> [THE PROBLEM]
Repeat every record below exactly, omitting any pictures.

> [SUPPLIED MATERIAL]
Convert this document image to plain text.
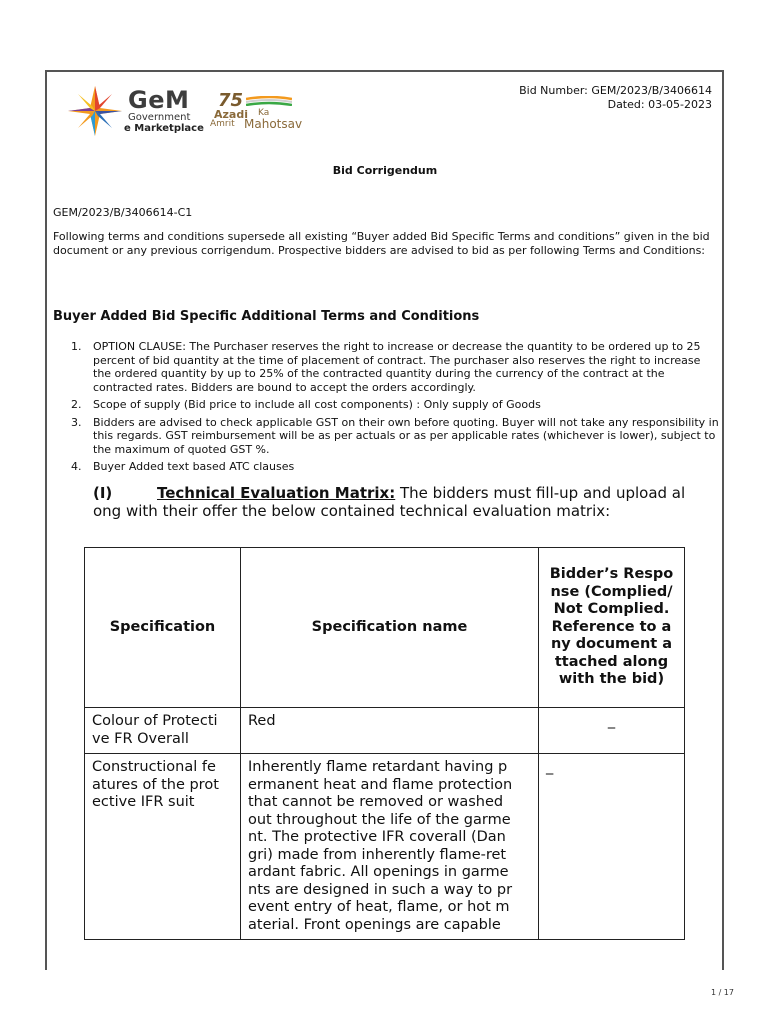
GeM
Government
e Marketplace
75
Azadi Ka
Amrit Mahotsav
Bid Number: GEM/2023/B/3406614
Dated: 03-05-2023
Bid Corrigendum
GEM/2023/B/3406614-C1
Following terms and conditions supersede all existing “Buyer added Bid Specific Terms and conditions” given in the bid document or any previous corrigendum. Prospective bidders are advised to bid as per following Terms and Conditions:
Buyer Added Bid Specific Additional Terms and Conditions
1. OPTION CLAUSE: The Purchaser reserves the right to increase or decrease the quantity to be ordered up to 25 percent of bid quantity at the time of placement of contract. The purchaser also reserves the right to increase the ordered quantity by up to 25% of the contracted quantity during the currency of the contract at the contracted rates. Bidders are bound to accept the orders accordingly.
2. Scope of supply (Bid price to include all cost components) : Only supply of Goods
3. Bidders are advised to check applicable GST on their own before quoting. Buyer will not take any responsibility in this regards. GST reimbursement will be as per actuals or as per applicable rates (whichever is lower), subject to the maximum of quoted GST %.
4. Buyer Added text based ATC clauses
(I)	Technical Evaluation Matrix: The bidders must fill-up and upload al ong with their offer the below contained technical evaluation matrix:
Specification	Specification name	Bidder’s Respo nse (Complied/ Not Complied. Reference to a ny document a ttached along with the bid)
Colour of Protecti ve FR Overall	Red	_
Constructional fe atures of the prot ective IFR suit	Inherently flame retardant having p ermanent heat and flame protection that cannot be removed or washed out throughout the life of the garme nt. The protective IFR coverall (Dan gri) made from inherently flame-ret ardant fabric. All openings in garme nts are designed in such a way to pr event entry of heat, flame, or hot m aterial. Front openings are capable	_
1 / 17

> [OUTPUT FOR THIS EXERCISE]
Convert this document image to plain text.
GeM
Government
e Marketplace
75
Azadi Ka
Amrit Mahotsav
Bid Number: GEM/2023/B/3406614
Dated: 03-05-2023
Bid Corrigendum
GEM/2023/B/3406614-C1
Following terms and conditions supersede all existing “Buyer added Bid Specific Terms and conditions” given in the bid document or any previous corrigendum. Prospective bidders are advised to bid as per following Terms and Conditions:
Buyer Added Bid Specific Additional Terms and Conditions
1. OPTION CLAUSE: The Purchaser reserves the right to increase or decrease the quantity to be ordered up to 25 percent of bid quantity at the time of placement of contract. The purchaser also reserves the right to increase the ordered quantity by up to 25% of the contracted quantity during the currency of the contract at the contracted rates. Bidders are bound to accept the orders accordingly.
2. Scope of supply (Bid price to include all cost components) : Only supply of Goods
3. Bidders are advised to check applicable GST on their own before quoting. Buyer will not take any responsibility in this regards. GST reimbursement will be as per actuals or as per applicable rates (whichever is lower), subject to the maximum of quoted GST %.
4. Buyer Added text based ATC clauses
(I)	Technical Evaluation Matrix: The bidders must fill-up and upload al ong with their offer the below contained technical evaluation matrix:
Specification	Specification name	Bidder’s Respo nse (Complied/ Not Complied. Reference to a ny document a ttached along with the bid)
Colour of Protecti ve FR Overall	Red	_
Constructional fe atures of the prot ective IFR suit	Inherently flame retardant having p ermanent heat and flame protection that cannot be removed or washed out throughout the life of the garme nt. The protective IFR coverall (Dan gri) made from inherently flame-ret ardant fabric. All openings in garme nts are designed in such a way to pr event entry of heat, flame, or hot m aterial. Front openings are capable	_
1 / 17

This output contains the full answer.